* BEGIN Records for this task *

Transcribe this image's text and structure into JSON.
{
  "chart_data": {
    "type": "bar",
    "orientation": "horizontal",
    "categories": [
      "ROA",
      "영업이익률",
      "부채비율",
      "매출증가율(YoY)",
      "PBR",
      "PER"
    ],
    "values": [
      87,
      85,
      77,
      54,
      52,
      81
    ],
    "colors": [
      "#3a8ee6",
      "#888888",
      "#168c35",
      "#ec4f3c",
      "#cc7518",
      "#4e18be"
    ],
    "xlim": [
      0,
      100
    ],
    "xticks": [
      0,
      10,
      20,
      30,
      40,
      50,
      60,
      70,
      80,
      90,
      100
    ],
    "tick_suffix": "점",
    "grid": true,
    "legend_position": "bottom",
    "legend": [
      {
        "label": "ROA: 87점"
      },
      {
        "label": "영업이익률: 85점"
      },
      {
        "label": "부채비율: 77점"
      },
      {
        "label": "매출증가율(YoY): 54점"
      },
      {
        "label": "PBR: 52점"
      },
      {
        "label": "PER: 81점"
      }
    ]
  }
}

* END Records for this task *

Brief — Would you give the material above again, complete and exact?

Solution —
Transcribe this image's text and structure into JSON.
{
  "chart_data": {
    "type": "bar",
    "orientation": "horizontal",
    "categories": [
      "ROA",
      "영업이익률",
      "부채비율",
      "매출증가율(YoY)",
      "PBR",
      "PER"
    ],
    "values": [
      87,
      85,
      77,
      54,
      52,
      81
    ],
    "colors": [
      "#3a8ee6",
      "#888888",
      "#168c35",
      "#ec4f3c",
      "#cc7518",
      "#4e18be"
    ],
    "xlim": [
      0,
      100
    ],
    "xticks": [
      0,
      10,
      20,
      30,
      40,
      50,
      60,
      70,
      80,
      90,
      100
    ],
    "tick_suffix": "점",
    "grid": true,
    "legend_position": "bottom",
    "legend": [
      {
        "label": "ROA: 87점"
      },
      {
        "label": "영업이익률: 85점"
      },
      {
        "label": "부채비율: 77점"
      },
      {
        "label": "매출증가율(YoY): 54점"
      },
      {
        "label": "PBR: 52점"
      },
      {
        "label": "PER: 81점"
      }
    ]
  }
}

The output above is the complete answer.